— BEGIN —
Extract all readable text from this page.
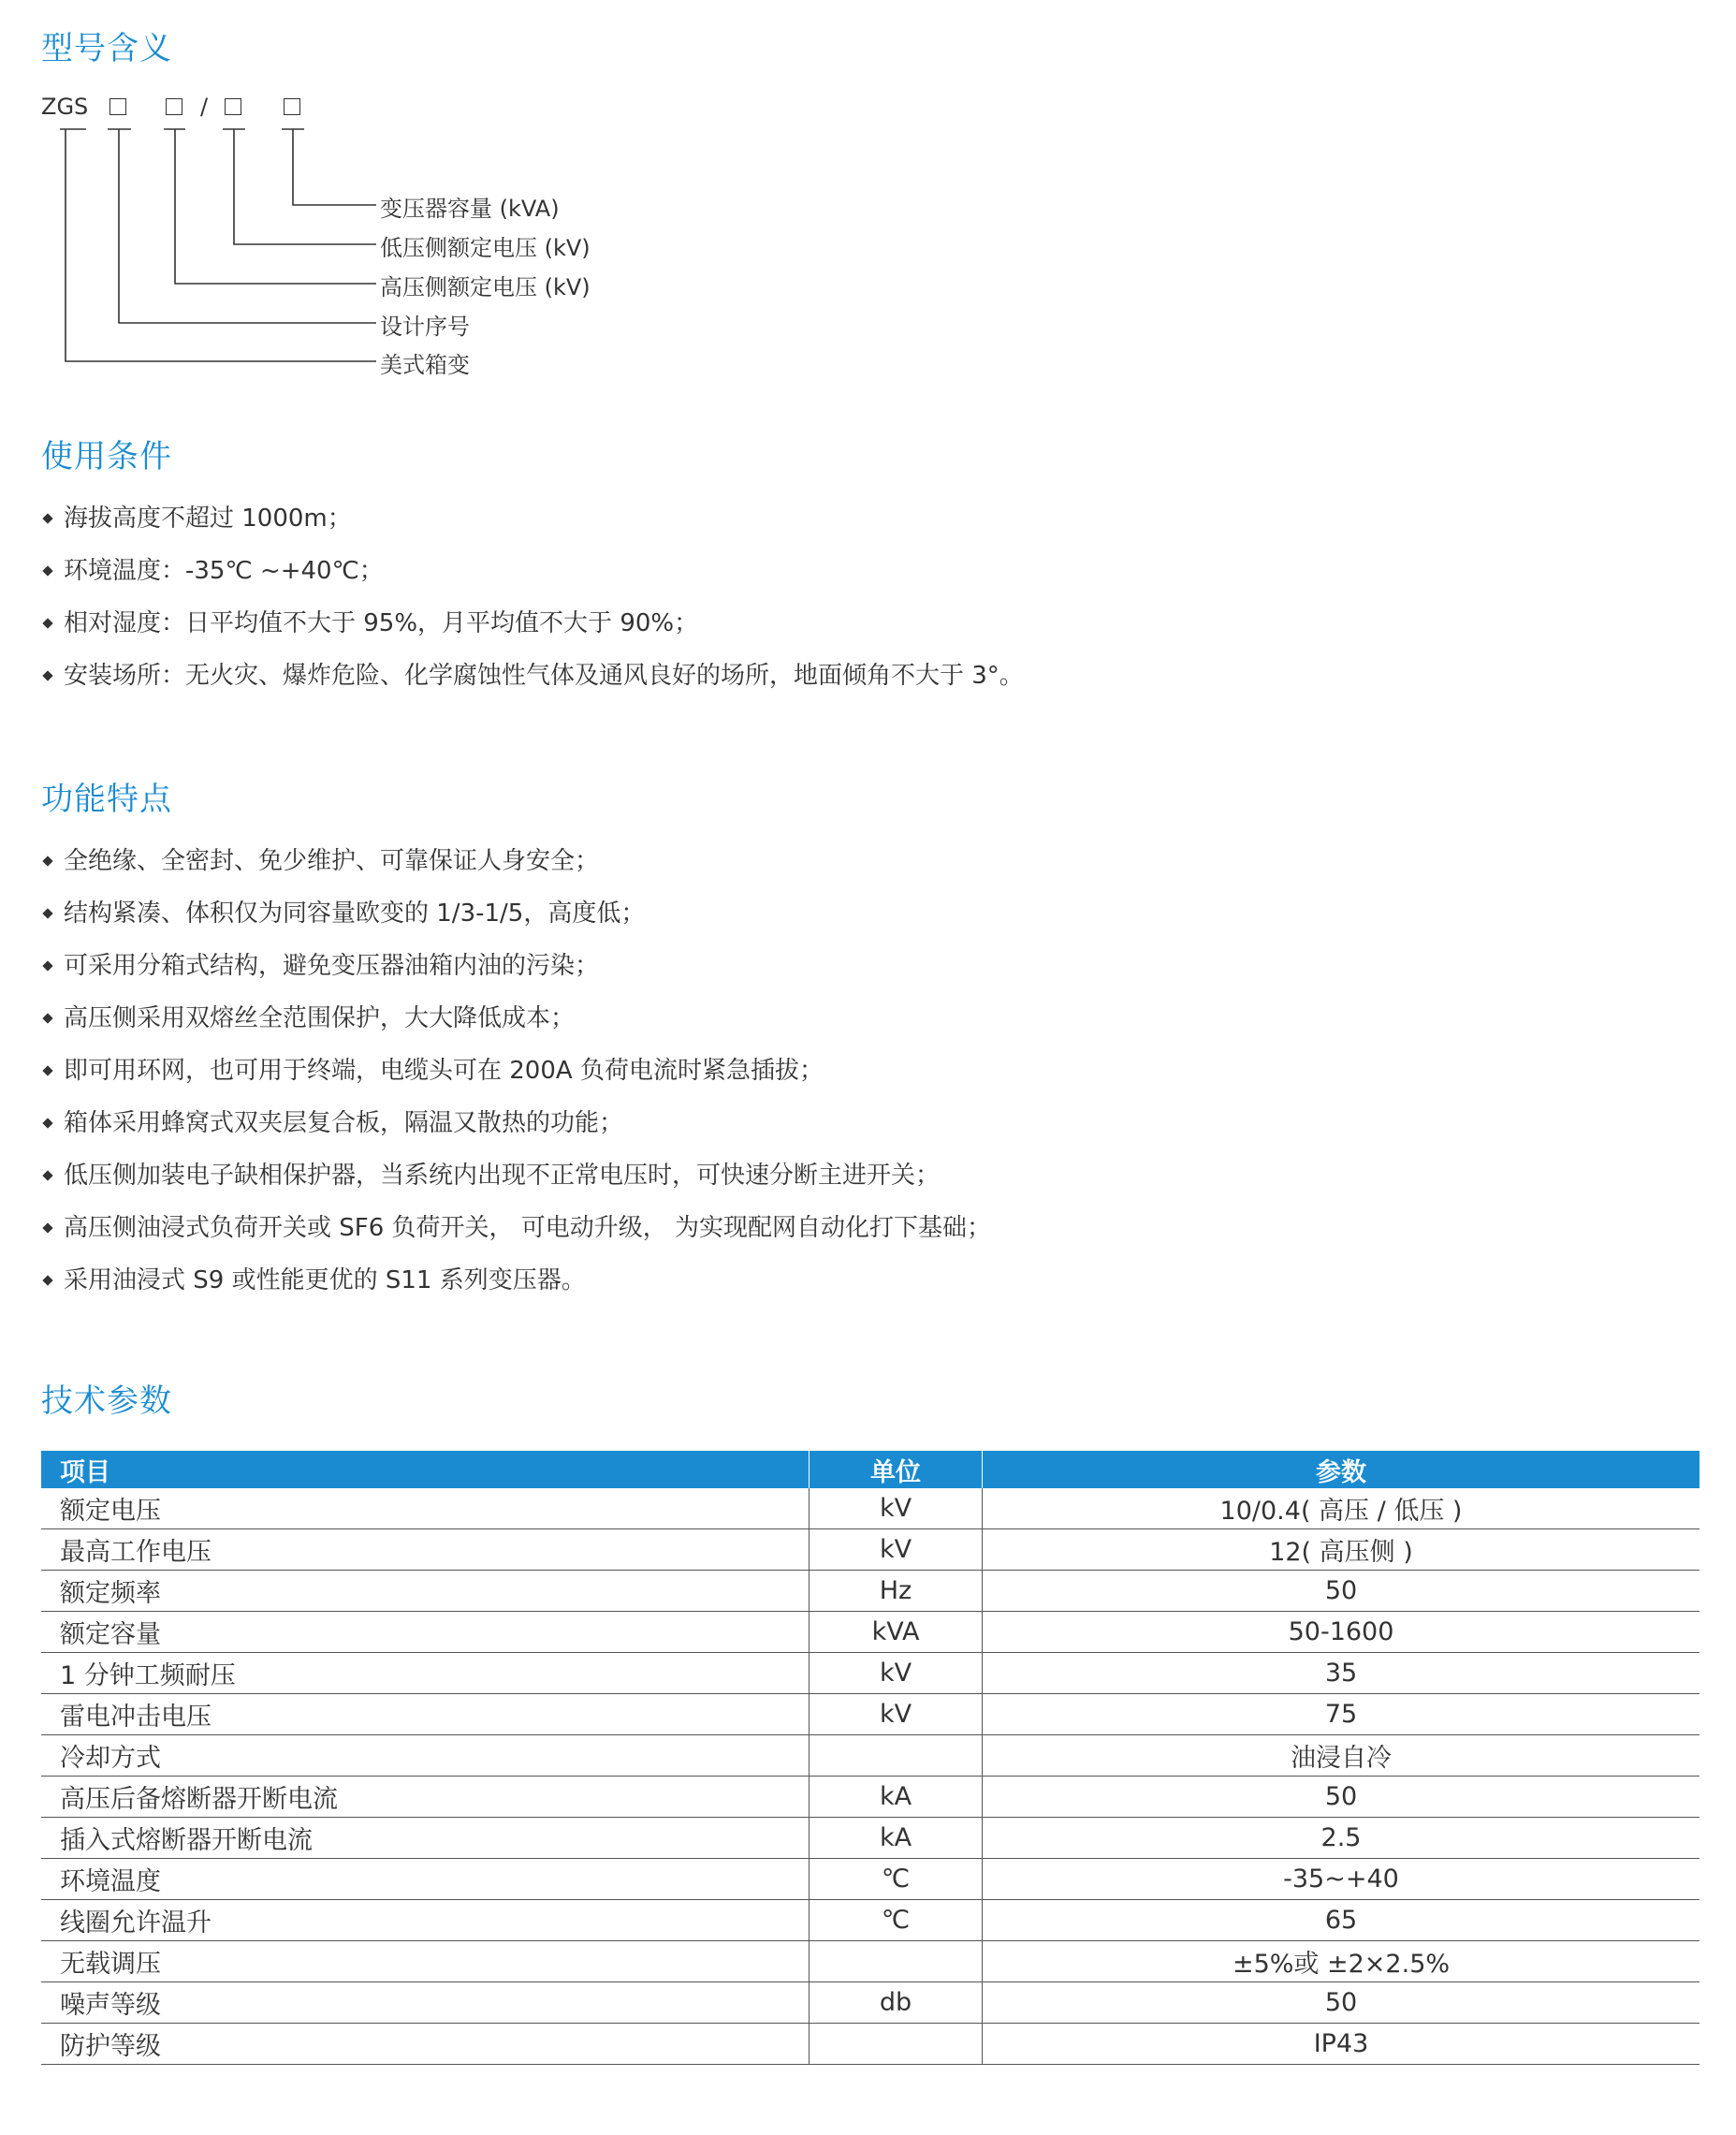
型号含义
ZGS	/
变压器容量 (kVA)
低压侧额定电压 (kV)
高压侧额定电压 (kV)
设计序号
美式箱变
使用条件
海拔高度不超过 1000m；
环境温度：-35℃ ~+40℃；
相对湿度：日平均值不大于 95%，月平均值不大于 90%；
安装场所：无火灾、爆炸危险、化学腐蚀性气体及通风良好的场所，地面倾角不大于 3°。
功能特点
全绝缘、全密封、免少维护、可靠保证人身安全；
结构紧凑、体积仅为同容量欧变的 1/3-1/5，高度低；
可采用分箱式结构，避免变压器油箱内油的污染；
高压侧采用双熔丝全范围保护，大大降低成本；
即可用环网，也可用于终端，电缆头可在 200A 负荷电流时紧急插拔；
箱体采用蜂窝式双夹层复合板，隔温又散热的功能；
低压侧加装电子缺相保护器，当系统内出现不正常电压时，可快速分断主进开关；
高压侧油浸式负荷开关或 SF6 负荷开关， 可电动升级， 为实现配网自动化打下基础；
采用油浸式 S9 或性能更优的 S11 系列变压器。
技术参数
项目	单位	参数
额定电压	kV	10/0.4( 高压 / 低压 )
最高工作电压	kV	12( 高压侧 )
额定频率	Hz	50
额定容量	kVA	50-1600
1 分钟工频耐压	kV	35
雷电冲击电压	kV	75
冷却方式		油浸自冷
高压后备熔断器开断电流	kA	50
插入式熔断器开断电流	kA	2.5
环境温度	℃	-35~+40
线圈允许温升	℃	65
无载调压		±5%或 ±2×2.5%
噪声等级	db	50
防护等级		IP43
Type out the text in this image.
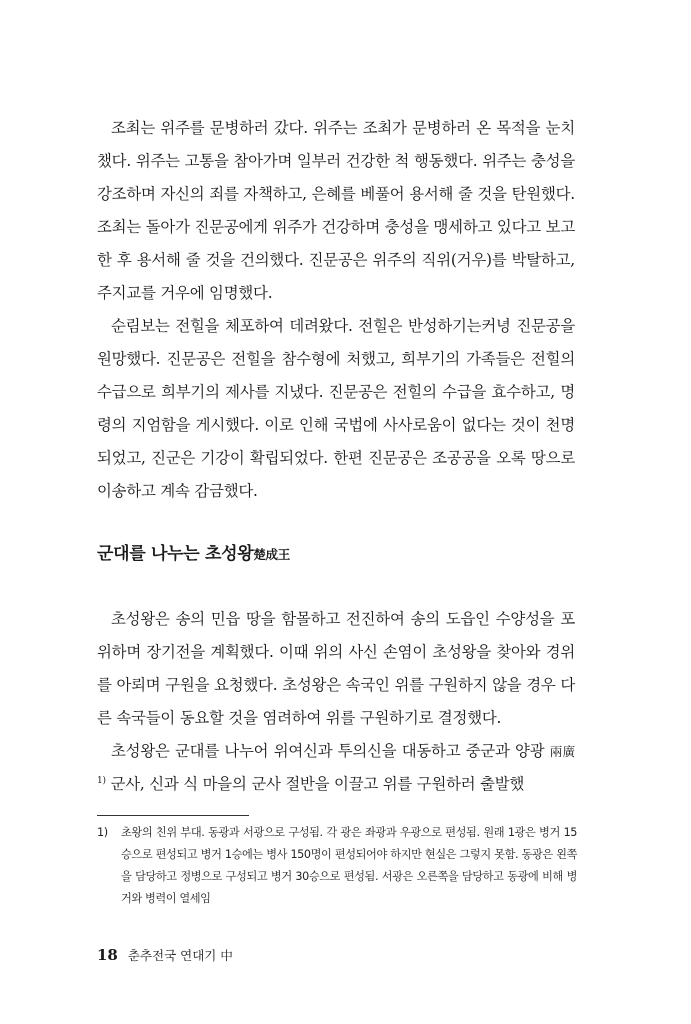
조최는 위주를 문병하러 갔다. 위주는 조최가 문병하러 온 목적을 눈치챘다. 위주는 고통을 참아가며 일부러 건강한 척 행동했다. 위주는 충성을 강조하며 자신의 죄를 자책하고, 은혜를 베풀어 용서해 줄 것을 탄원했다. 조최는 돌아가 진문공에게 위주가 건강하며 충성을 맹세하고 있다고 보고한 후 용서해 줄 것을 건의했다. 진문공은 위주의 직위(거우)를 박탈하고, 주지교를 거우에 임명했다.

순림보는 전힐을 체포하여 데려왔다. 전힐은 반성하기는커녕 진문공을 원망했다. 진문공은 전힐을 참수형에 처했고, 희부기의 가족들은 전힐의 수급으로 희부기의 제사를 지냈다. 진문공은 전힐의 수급을 효수하고, 명령의 지엄함을 게시했다. 이로 인해 국법에 사사로움이 없다는 것이 천명되었고, 진군은 기강이 확립되었다. 한편 진문공은 조공공을 오록 땅으로 이송하고 계속 감금했다.

군대를 나누는 초성왕楚成王

초성왕은 송의 민읍 땅을 함몰하고 전진하여 송의 도읍인 수양성을 포위하며 장기전을 계획했다. 이때 위의 사신 손염이 초성왕을 찾아와 경위를 아뢰며 구원을 요청했다. 초성왕은 속국인 위를 구원하지 않을 경우 다른 속국들이 동요할 것을 염려하여 위를 구원하기로 결정했다.

초성왕은 군대를 나누어 위여신과 투의신을 대동하고 중군과 양광 兩廣$^{1)}$ 군사, 신과 식 마을의 군사 절반을 이끌고 위를 구원하러 출발했

1)	초왕의 친위 부대. 동광과 서광으로 구성됨. 각 광은 좌광과 우광으로 편성됨. 원래 1광은 병거 15승으로 편성되고 병거 1승에는 병사 150명이 편성되어야 하지만 현실은 그렇지 못함. 동광은 왼쪽을 담당하고 정병으로 구성되고 병거 30승으로 편성됨. 서광은 오른쪽을 담당하고 동광에 비해 병거와 병력이 열세임
18 춘추전국 연대기 中
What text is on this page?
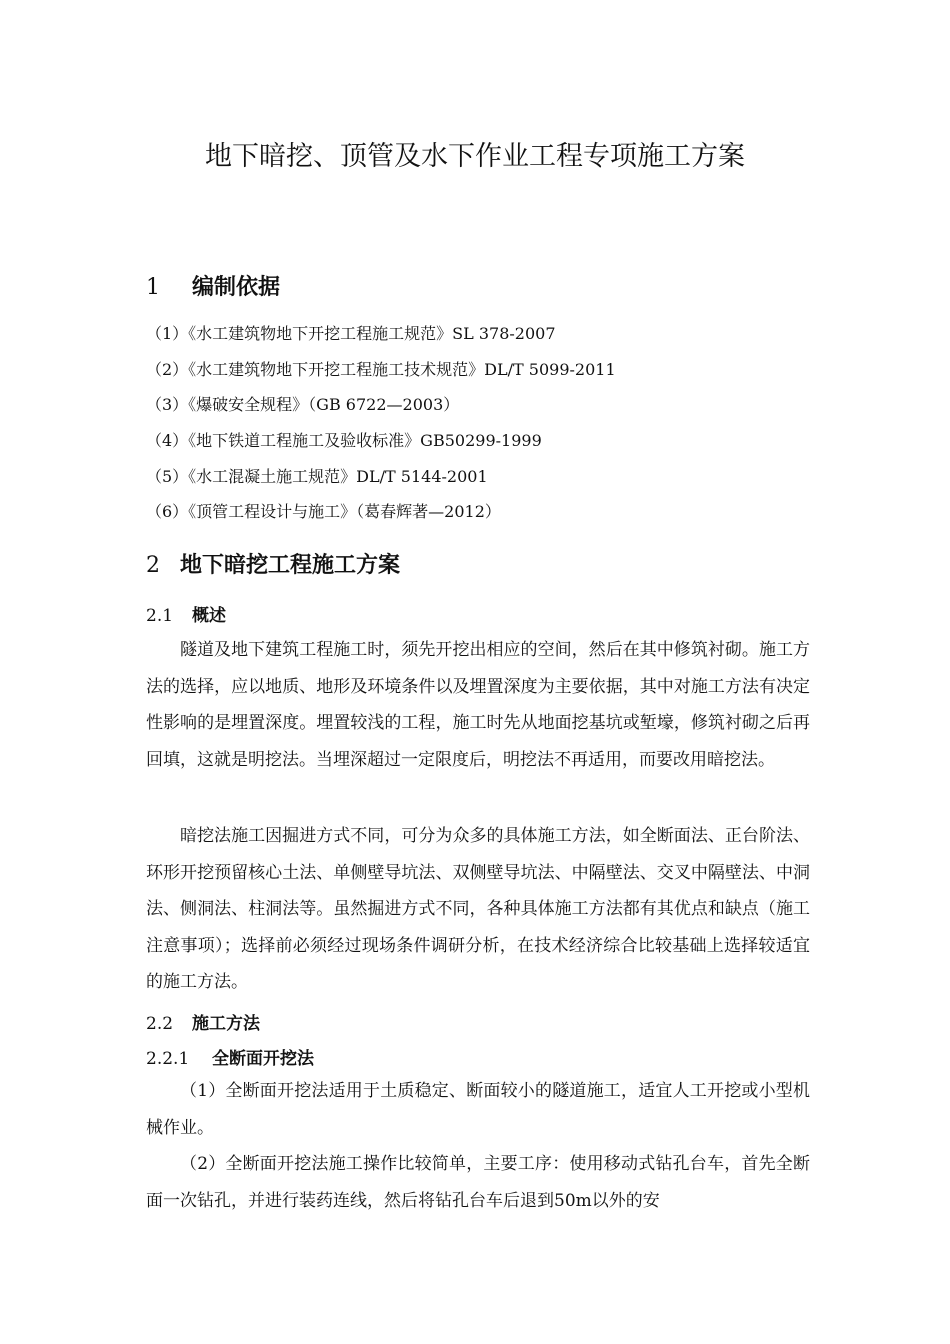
地下暗挖、顶管及水下作业工程专项施工方案
1 编制依据
（1）《水工建筑物地下开挖工程施工规范》SL 378-2007
（2）《水工建筑物地下开挖工程施工技术规范》DL/T 5099-2011
（3）《爆破安全规程》（GB 6722—2003）
（4）《地下铁道工程施工及验收标准》GB50299-1999
（5）《水工混凝土施工规范》DL/T 5144-2001
（6）《顶管工程设计与施工》（葛春辉著—2012）
2 地下暗挖工程施工方案
2.1 概述

隧道及地下建筑工程施工时，须先开挖出相应的空间，然后在其中修筑衬砌。施工方法的选择，应以地质、地形及环境条件以及埋置深度为主要依据，其中对施工方法有决定性影响的是埋置深度。埋置较浅的工程，施工时先从地面挖基坑或堑壕，修筑衬砌之后再回填，这就是明挖法。当埋深超过一定限度后，明挖法不再适用，而要改用暗挖法。

暗挖法施工因掘进方式不同，可分为众多的具体施工方法，如全断面法、正台阶法、环形开挖预留核心土法、单侧壁导坑法、双侧壁导坑法、中隔壁法、交叉中隔壁法、中洞法、侧洞法、柱洞法等。虽然掘进方式不同，各种具体施工方法都有其优点和缺点（施工注意事项）；选择前必须经过现场条件调研分析，在技术经济综合比较基础上选择较适宜的施工方法。

2.2 施工方法
2.2.1 全断面开挖法

（1）全断面开挖法适用于土质稳定、断面较小的隧道施工，适宜人工开挖或小型机械作业。

（2）全断面开挖法施工操作比较简单，主要工序：使用移动式钻孔台车，首先全断面一次钻孔，并进行装药连线，然后将钻孔台车后退到50m以外的安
— END —
[The exercise] Extract the run of lines beginning with the line that holds "Type out the text in this image." and ending at the last line of the data, inclusive. Exclude any pictures from the copy.

[Exercise answer]
Type out the text in this image.
조최는 위주를 문병하러 갔다. 위주는 조최가 문병하러 온 목적을 눈치챘다. 위주는 고통을 참아가며 일부러 건강한 척 행동했다. 위주는 충성을 강조하며 자신의 죄를 자책하고, 은혜를 베풀어 용서해 줄 것을 탄원했다. 조최는 돌아가 진문공에게 위주가 건강하며 충성을 맹세하고 있다고 보고한 후 용서해 줄 것을 건의했다. 진문공은 위주의 직위(거우)를 박탈하고, 주지교를 거우에 임명했다.

순림보는 전힐을 체포하여 데려왔다. 전힐은 반성하기는커녕 진문공을 원망했다. 진문공은 전힐을 참수형에 처했고, 희부기의 가족들은 전힐의 수급으로 희부기의 제사를 지냈다. 진문공은 전힐의 수급을 효수하고, 명령의 지엄함을 게시했다. 이로 인해 국법에 사사로움이 없다는 것이 천명되었고, 진군은 기강이 확립되었다. 한편 진문공은 조공공을 오록 땅으로 이송하고 계속 감금했다.

군대를 나누는 초성왕楚成王

초성왕은 송의 민읍 땅을 함몰하고 전진하여 송의 도읍인 수양성을 포위하며 장기전을 계획했다. 이때 위의 사신 손염이 초성왕을 찾아와 경위를 아뢰며 구원을 요청했다. 초성왕은 속국인 위를 구원하지 않을 경우 다른 속국들이 동요할 것을 염려하여 위를 구원하기로 결정했다.

초성왕은 군대를 나누어 위여신과 투의신을 대동하고 중군과 양광 兩廣$^{1)}$ 군사, 신과 식 마을의 군사 절반을 이끌고 위를 구원하러 출발했

1)	초왕의 친위 부대. 동광과 서광으로 구성됨. 각 광은 좌광과 우광으로 편성됨. 원래 1광은 병거 15승으로 편성되고 병거 1승에는 병사 150명이 편성되어야 하지만 현실은 그렇지 못함. 동광은 왼쪽을 담당하고 정병으로 구성되고 병거 30승으로 편성됨. 서광은 오른쪽을 담당하고 동광에 비해 병거와 병력이 열세임
18 춘추전국 연대기 中
What text is on this page?
地下暗挖、顶管及水下作业工程专项施工方案
1 编制依据
（1）《水工建筑物地下开挖工程施工规范》SL 378-2007
（2）《水工建筑物地下开挖工程施工技术规范》DL/T 5099-2011
（3）《爆破安全规程》（GB 6722—2003）
（4）《地下铁道工程施工及验收标准》GB50299-1999
（5）《水工混凝土施工规范》DL/T 5144-2001
（6）《顶管工程设计与施工》（葛春辉著—2012）
2 地下暗挖工程施工方案
2.1 概述

隧道及地下建筑工程施工时，须先开挖出相应的空间，然后在其中修筑衬砌。施工方法的选择，应以地质、地形及环境条件以及埋置深度为主要依据，其中对施工方法有决定性影响的是埋置深度。埋置较浅的工程，施工时先从地面挖基坑或堑壕，修筑衬砌之后再回填，这就是明挖法。当埋深超过一定限度后，明挖法不再适用，而要改用暗挖法。

暗挖法施工因掘进方式不同，可分为众多的具体施工方法，如全断面法、正台阶法、环形开挖预留核心土法、单侧壁导坑法、双侧壁导坑法、中隔壁法、交叉中隔壁法、中洞法、侧洞法、柱洞法等。虽然掘进方式不同，各种具体施工方法都有其优点和缺点（施工注意事项）；选择前必须经过现场条件调研分析，在技术经济综合比较基础上选择较适宜的施工方法。

2.2 施工方法
2.2.1 全断面开挖法

（1）全断面开挖法适用于土质稳定、断面较小的隧道施工，适宜人工开挖或小型机械作业。

（2）全断面开挖法施工操作比较简单，主要工序：使用移动式钻孔台车，首先全断面一次钻孔，并进行装药连线，然后将钻孔台车后退到50m以外的安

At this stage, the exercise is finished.